Excerpt from a dataset

(begin)

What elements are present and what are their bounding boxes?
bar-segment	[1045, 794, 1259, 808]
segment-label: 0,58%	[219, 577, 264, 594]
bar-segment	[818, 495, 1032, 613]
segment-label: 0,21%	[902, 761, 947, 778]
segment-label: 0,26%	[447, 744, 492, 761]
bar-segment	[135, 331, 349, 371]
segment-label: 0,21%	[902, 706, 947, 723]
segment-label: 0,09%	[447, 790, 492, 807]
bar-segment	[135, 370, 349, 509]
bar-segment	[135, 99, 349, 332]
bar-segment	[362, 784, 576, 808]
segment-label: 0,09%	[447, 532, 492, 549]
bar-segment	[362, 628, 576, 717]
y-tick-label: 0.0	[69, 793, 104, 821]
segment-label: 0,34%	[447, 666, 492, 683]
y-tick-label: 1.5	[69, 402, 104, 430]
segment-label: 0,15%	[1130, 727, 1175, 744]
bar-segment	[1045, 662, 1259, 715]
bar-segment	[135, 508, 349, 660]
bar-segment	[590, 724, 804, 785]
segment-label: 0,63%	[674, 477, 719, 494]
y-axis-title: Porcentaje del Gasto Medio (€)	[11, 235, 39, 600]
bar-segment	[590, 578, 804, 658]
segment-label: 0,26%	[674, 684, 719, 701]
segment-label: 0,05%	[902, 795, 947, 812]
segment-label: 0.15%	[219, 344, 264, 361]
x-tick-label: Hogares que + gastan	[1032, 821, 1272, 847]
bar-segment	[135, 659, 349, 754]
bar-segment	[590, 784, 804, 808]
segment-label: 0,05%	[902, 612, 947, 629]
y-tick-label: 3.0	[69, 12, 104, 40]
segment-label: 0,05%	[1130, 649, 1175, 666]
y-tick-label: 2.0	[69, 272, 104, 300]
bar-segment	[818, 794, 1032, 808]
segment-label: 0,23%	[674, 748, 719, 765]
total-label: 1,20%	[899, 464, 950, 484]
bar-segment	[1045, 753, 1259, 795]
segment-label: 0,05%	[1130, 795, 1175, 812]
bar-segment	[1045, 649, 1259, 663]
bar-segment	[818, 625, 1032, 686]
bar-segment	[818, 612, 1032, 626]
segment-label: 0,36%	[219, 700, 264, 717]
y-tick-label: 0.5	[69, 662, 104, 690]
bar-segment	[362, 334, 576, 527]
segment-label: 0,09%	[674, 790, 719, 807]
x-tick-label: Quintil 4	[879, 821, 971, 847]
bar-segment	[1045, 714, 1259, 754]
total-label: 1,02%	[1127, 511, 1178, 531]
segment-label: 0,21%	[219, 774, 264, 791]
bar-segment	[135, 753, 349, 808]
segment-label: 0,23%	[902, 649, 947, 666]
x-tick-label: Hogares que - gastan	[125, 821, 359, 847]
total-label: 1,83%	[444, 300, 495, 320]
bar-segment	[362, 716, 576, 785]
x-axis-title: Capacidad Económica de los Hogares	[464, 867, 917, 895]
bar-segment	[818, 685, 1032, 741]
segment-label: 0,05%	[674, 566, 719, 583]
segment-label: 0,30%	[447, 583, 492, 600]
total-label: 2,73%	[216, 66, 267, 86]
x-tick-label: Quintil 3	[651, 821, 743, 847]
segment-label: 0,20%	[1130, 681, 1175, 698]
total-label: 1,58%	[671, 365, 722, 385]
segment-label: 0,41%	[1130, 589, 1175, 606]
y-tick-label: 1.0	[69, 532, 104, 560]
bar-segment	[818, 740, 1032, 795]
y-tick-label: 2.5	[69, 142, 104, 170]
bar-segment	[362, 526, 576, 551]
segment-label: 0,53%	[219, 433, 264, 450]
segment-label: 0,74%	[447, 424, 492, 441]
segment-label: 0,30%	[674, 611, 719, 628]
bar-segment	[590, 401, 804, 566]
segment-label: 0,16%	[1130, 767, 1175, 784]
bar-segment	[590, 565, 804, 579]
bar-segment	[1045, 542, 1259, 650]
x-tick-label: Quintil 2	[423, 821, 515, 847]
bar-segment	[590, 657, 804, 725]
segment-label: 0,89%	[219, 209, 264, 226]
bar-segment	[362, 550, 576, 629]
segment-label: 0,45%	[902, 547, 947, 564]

(end)

Can you convert the lines above into a JSON list of strings, with one string per line and any blank lines left out?

[
  "What elements are present and what are their bounding boxes?",
  "bar-segment\t[1045, 794, 1259, 808]",
  "segment-label: 0,58%\t[219, 577, 264, 594]",
  "bar-segment\t[818, 495, 1032, 613]",
  "segment-label: 0,21%\t[902, 761, 947, 778]",
  "segment-label: 0,26%\t[447, 744, 492, 761]",
  "bar-segment\t[135, 331, 349, 371]",
  "segment-label: 0,21%\t[902, 706, 947, 723]",
  "segment-label: 0,09%\t[447, 790, 492, 807]",
  "bar-segment\t[135, 370, 349, 509]",
  "bar-segment\t[135, 99, 349, 332]",
  "bar-segment\t[362, 784, 576, 808]",
  "segment-label: 0,09%\t[447, 532, 492, 549]",
  "bar-segment\t[362, 628, 576, 717]",
  "y-tick-label: 0.0\t[69, 793, 104, 821]",
  "segment-label: 0,34%\t[447, 666, 492, 683]",
  "y-tick-label: 1.5\t[69, 402, 104, 430]",
  "segment-label: 0,15%\t[1130, 727, 1175, 744]",
  "bar-segment\t[1045, 662, 1259, 715]",
  "bar-segment\t[135, 508, 349, 660]",
  "bar-segment\t[590, 724, 804, 785]",
  "segment-label: 0,63%\t[674, 477, 719, 494]",
  "y-axis-title: Porcentaje del Gasto Medio (€)\t[11, 235, 39, 600]",
  "bar-segment\t[590, 578, 804, 658]",
  "segment-label: 0,26%\t[674, 684, 719, 701]",
  "segment-label: 0,05%\t[902, 795, 947, 812]",
  "segment-label: 0.15%\t[219, 344, 264, 361]",
  "x-tick-label: Hogares que + gastan\t[1032, 821, 1272, 847]",
  "bar-segment\t[135, 659, 349, 754]",
  "bar-segment\t[590, 784, 804, 808]",
  "segment-label: 0,05%\t[902, 612, 947, 629]",
  "y-tick-label: 3.0\t[69, 12, 104, 40]",
  "segment-label: 0,05%\t[1130, 649, 1175, 666]",
  "y-tick-label: 2.0\t[69, 272, 104, 300]",
  "bar-segment\t[818, 794, 1032, 808]",
  "segment-label: 0,23%\t[674, 748, 719, 765]",
  "total-label: 1,20%\t[899, 464, 950, 484]",
  "bar-segment\t[1045, 753, 1259, 795]",
  "segment-label: 0,05%\t[1130, 795, 1175, 812]",
  "bar-segment\t[1045, 649, 1259, 663]",
  "bar-segment\t[818, 625, 1032, 686]",
  "bar-segment\t[818, 612, 1032, 626]",
  "segment-label: 0,36%\t[219, 700, 264, 717]",
  "y-tick-label: 0.5\t[69, 662, 104, 690]",
  "bar-segment\t[362, 334, 576, 527]",
  "segment-label: 0,09%\t[674, 790, 719, 807]",
  "x-tick-label: Quintil 4\t[879, 821, 971, 847]",
  "bar-segment\t[1045, 714, 1259, 754]",
  "total-label: 1,02%\t[1127, 511, 1178, 531]",
  "segment-label: 0,21%\t[219, 774, 264, 791]",
  "bar-segment\t[135, 753, 349, 808]",
  "segment-label: 0,23%\t[902, 649, 947, 666]",
  "x-tick-label: Hogares que - gastan\t[125, 821, 359, 847]",
  "total-label: 1,83%\t[444, 300, 495, 320]",
  "bar-segment\t[362, 716, 576, 785]",
  "x-axis-title: Capacidad Económica de los Hogares\t[464, 867, 917, 895]",
  "bar-segment\t[818, 685, 1032, 741]",
  "segment-label: 0,05%\t[674, 566, 719, 583]",
  "segment-label: 0,30%\t[447, 583, 492, 600]",
  "total-label: 2,73%\t[216, 66, 267, 86]",
  "x-tick-label: Quintil 3\t[651, 821, 743, 847]",
  "segment-label: 0,20%\t[1130, 681, 1175, 698]",
  "total-label: 1,58%\t[671, 365, 722, 385]",
  "segment-label: 0,41%\t[1130, 589, 1175, 606]",
  "y-tick-label: 1.0\t[69, 532, 104, 560]",
  "bar-segment\t[818, 740, 1032, 795]",
  "y-tick-label: 2.5\t[69, 142, 104, 170]",
  "bar-segment\t[362, 526, 576, 551]",
  "segment-label: 0,53%\t[219, 433, 264, 450]",
  "segment-label: 0,74%\t[447, 424, 492, 441]",
  "segment-label: 0,30%\t[674, 611, 719, 628]",
  "bar-segment\t[590, 401, 804, 566]",
  "segment-label: 0,16%\t[1130, 767, 1175, 784]",
  "bar-segment\t[590, 565, 804, 579]",
  "bar-segment\t[1045, 542, 1259, 650]",
  "x-tick-label: Quintil 2\t[423, 821, 515, 847]",
  "bar-segment\t[590, 657, 804, 725]",
  "segment-label: 0,89%\t[219, 209, 264, 226]",
  "bar-segment\t[362, 550, 576, 629]",
  "segment-label: 0,45%\t[902, 547, 947, 564]"
]